:: REQUIRED WORK ::
Track down the lines that contain "energia" and copy them.

Stored items from a collection:
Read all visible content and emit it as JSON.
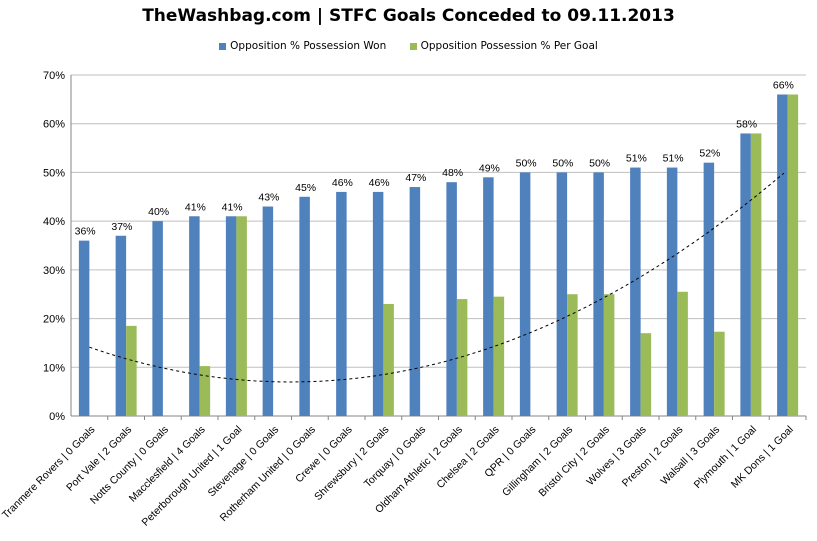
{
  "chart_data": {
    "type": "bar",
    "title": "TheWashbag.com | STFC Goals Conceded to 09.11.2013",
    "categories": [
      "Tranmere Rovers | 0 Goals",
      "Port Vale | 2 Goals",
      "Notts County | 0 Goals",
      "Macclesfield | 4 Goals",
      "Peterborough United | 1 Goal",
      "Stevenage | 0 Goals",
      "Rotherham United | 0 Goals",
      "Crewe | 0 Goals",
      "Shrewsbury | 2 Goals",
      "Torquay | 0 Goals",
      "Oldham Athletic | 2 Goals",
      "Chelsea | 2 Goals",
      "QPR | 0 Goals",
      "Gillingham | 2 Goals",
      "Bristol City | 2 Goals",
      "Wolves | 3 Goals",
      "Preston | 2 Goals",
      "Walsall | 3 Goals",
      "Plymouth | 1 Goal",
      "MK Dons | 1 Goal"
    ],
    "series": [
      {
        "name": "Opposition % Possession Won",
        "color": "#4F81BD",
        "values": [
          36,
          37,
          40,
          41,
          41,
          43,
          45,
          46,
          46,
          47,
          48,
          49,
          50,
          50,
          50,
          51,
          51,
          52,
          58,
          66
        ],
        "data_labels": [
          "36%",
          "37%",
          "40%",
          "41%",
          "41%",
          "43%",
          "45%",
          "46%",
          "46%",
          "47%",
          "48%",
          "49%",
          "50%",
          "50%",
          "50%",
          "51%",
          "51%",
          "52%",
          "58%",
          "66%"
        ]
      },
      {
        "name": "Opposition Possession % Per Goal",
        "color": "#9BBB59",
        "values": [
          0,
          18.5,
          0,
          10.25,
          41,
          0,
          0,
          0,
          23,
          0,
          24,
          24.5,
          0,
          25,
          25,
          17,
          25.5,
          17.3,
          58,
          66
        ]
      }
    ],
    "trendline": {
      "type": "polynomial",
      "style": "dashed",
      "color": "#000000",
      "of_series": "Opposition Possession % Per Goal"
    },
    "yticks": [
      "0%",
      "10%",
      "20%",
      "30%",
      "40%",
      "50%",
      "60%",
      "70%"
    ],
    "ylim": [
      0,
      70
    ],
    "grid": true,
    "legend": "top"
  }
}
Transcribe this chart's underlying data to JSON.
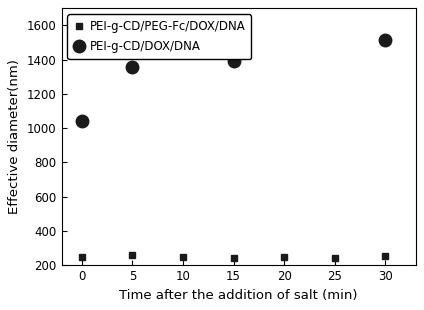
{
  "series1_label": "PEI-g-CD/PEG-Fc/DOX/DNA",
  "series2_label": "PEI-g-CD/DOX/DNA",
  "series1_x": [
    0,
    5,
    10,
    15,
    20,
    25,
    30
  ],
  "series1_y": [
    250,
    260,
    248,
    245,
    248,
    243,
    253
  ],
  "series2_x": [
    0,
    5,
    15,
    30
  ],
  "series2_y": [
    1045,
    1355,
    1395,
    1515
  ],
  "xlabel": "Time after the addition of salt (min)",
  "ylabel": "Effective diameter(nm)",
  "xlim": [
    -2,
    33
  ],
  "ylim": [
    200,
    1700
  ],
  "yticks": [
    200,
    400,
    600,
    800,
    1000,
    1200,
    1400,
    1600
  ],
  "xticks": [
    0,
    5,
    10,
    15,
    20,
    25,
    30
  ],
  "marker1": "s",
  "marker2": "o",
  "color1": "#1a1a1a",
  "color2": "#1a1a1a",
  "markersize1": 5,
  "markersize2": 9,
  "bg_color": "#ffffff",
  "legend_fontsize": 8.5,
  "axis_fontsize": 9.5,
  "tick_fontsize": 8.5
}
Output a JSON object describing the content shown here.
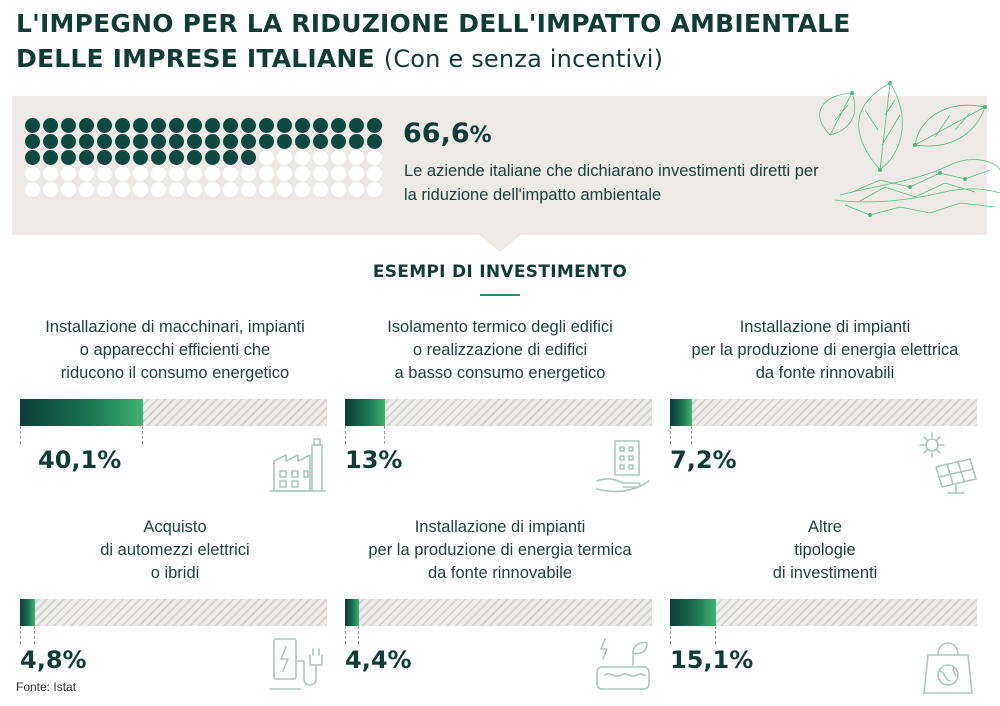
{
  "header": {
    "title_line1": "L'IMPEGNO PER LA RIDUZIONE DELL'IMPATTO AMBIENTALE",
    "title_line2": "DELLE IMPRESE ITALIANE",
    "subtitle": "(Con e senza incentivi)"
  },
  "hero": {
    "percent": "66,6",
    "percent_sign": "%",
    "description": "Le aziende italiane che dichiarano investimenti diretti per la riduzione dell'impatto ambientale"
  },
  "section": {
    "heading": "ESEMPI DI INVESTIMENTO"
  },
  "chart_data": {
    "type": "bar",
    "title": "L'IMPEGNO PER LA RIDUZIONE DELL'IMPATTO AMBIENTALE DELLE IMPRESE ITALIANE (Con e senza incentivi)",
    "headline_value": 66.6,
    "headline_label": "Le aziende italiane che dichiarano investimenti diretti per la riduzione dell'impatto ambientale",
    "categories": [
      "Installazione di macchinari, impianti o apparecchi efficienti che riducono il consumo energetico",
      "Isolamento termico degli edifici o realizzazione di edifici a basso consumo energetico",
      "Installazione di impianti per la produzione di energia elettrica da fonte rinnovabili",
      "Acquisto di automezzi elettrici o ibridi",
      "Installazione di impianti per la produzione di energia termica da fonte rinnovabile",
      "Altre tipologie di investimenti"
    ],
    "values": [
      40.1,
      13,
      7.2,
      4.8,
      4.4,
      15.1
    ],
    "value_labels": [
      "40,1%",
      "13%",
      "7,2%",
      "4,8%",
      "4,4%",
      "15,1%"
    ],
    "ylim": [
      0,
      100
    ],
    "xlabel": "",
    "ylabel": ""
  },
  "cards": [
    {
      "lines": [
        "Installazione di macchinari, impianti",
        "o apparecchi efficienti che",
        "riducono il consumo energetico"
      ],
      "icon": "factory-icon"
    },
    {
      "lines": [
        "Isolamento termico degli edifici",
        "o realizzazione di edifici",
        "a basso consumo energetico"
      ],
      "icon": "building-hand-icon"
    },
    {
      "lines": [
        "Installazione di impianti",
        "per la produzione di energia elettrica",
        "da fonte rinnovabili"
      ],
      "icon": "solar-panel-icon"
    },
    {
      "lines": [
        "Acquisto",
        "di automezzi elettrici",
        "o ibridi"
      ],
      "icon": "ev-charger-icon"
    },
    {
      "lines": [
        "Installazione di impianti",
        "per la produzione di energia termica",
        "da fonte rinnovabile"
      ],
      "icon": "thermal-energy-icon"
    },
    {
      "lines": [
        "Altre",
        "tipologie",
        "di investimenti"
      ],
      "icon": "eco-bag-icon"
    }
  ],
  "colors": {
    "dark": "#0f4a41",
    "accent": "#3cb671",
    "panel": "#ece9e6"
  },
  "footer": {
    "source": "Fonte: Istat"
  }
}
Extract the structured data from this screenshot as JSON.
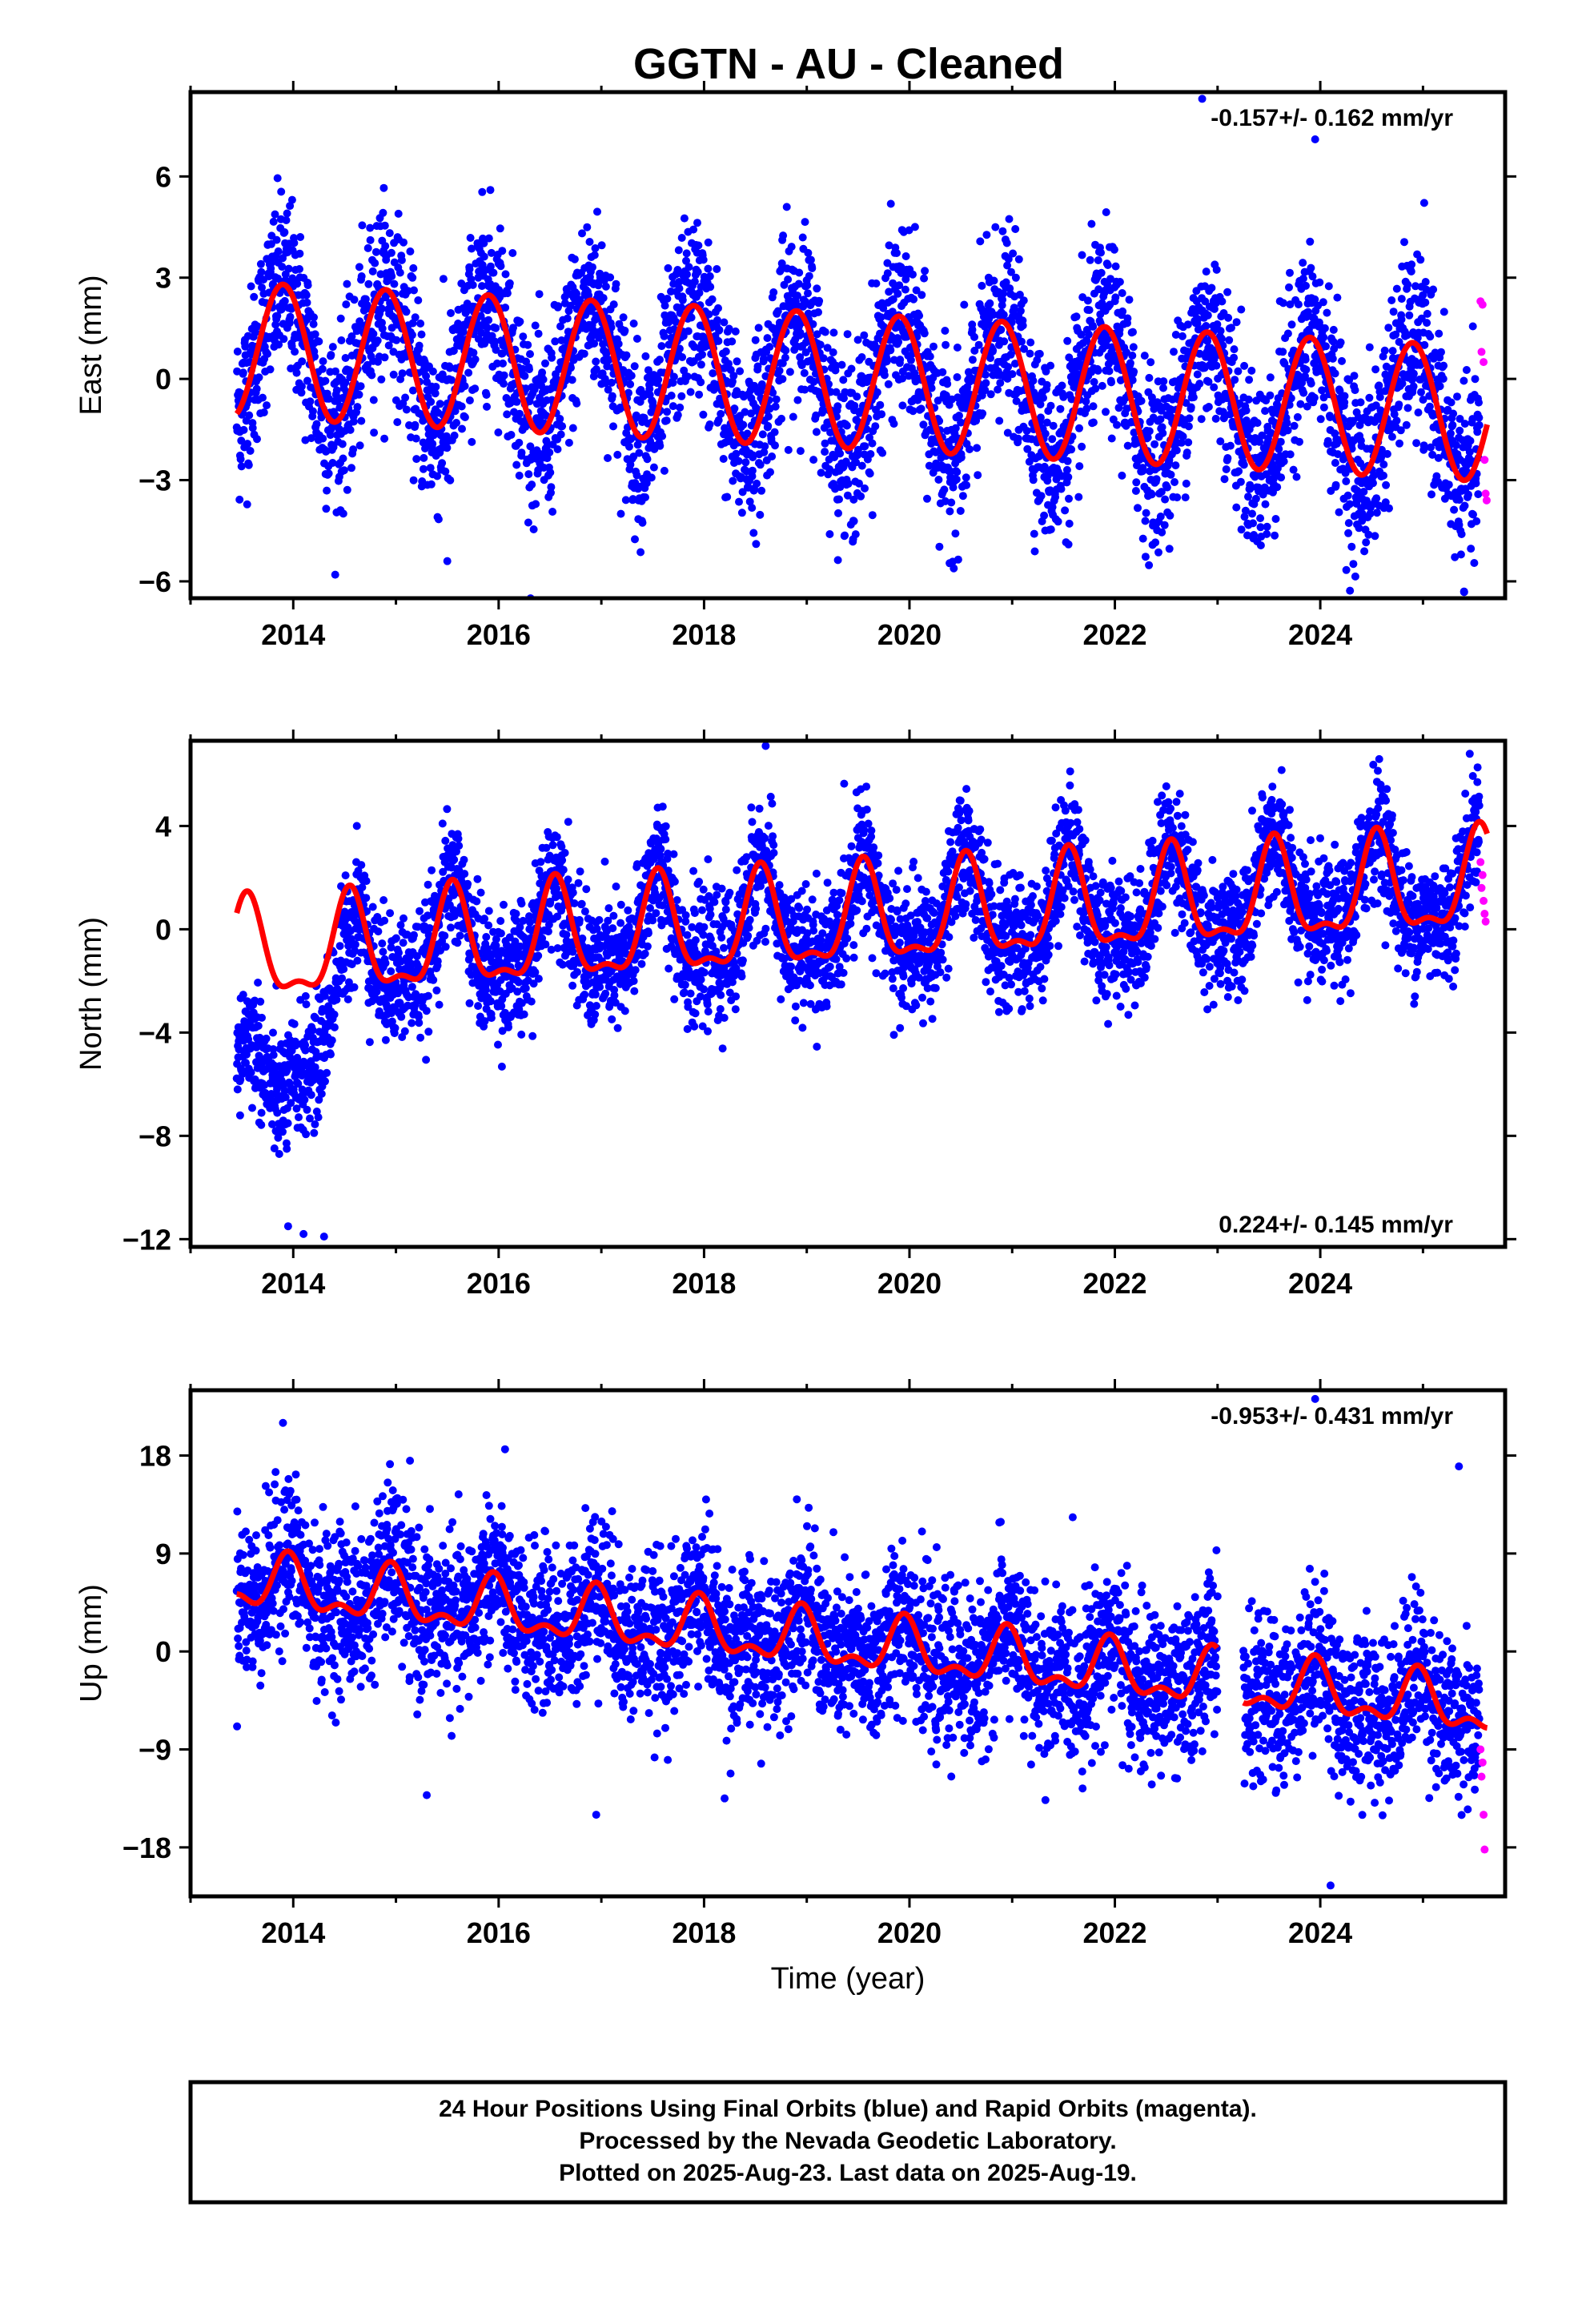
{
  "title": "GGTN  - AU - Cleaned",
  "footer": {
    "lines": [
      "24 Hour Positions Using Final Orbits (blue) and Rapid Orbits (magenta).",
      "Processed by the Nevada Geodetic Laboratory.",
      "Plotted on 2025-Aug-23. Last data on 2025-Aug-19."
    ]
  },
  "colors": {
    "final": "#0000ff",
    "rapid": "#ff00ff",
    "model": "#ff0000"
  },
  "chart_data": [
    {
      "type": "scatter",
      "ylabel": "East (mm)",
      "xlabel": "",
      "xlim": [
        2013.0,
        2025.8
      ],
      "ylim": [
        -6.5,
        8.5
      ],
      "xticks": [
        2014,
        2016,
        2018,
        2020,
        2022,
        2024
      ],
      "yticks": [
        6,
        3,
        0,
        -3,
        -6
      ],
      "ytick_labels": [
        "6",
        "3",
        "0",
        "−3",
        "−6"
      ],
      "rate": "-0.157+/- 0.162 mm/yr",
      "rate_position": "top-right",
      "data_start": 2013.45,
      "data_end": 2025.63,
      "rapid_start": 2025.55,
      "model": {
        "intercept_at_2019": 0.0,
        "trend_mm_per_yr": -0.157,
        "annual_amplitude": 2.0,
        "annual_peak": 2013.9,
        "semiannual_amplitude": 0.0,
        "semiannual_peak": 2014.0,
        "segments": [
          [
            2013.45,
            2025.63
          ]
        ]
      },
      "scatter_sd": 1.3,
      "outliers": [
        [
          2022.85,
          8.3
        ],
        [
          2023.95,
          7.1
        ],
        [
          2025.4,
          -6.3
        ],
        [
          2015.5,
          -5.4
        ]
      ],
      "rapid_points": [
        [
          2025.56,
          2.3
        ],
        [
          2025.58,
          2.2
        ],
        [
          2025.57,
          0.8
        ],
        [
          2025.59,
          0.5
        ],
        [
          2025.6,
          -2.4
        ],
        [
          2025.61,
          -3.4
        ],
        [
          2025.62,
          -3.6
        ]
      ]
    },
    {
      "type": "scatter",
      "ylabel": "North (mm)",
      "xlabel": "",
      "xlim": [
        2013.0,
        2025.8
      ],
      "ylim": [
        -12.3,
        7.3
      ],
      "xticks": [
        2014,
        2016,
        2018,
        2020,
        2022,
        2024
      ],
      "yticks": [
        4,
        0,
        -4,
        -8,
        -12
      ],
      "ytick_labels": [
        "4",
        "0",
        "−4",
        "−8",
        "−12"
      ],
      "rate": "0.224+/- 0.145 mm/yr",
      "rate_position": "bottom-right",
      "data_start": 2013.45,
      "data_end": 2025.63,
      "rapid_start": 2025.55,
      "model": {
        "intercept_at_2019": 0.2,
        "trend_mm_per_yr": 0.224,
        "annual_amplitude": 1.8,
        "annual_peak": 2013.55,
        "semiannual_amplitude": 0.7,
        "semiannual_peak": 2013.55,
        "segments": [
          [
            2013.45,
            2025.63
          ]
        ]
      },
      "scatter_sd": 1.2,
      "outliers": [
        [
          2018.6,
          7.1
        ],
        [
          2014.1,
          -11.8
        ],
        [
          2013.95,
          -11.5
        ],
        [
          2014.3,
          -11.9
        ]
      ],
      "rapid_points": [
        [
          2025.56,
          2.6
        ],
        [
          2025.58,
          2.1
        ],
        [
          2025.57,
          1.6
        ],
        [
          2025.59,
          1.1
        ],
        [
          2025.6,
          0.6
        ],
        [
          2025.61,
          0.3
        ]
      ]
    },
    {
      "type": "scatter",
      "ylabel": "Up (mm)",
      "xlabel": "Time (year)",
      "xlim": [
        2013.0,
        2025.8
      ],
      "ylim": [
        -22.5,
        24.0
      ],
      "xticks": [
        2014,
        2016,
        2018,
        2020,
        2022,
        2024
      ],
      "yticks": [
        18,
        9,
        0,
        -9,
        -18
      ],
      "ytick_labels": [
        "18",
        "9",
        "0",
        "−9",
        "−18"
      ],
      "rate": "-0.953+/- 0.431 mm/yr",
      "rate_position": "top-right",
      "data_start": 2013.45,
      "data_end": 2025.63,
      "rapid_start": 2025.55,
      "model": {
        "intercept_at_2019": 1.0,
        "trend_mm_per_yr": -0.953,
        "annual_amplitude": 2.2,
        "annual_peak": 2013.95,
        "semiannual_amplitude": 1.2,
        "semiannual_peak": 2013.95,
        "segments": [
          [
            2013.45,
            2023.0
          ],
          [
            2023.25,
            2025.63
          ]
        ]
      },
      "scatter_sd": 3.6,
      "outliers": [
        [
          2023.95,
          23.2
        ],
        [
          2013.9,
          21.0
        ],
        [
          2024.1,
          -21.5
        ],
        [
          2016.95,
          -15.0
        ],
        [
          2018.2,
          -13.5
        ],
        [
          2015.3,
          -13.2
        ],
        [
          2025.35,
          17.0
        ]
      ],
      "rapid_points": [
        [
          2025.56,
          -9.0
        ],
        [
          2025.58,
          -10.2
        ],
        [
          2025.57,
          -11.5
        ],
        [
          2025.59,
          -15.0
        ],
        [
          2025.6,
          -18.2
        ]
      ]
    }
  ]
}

:: WORKED ANSWER ::
      "Installazione di impianti per la produzione di energia elettrica da fonte rinnovabili",
      "Installazione di impianti per la produzione di energia termica da fonte rinnovabile",
        "per la produzione di energia elettrica",
        "per la produzione di energia termica",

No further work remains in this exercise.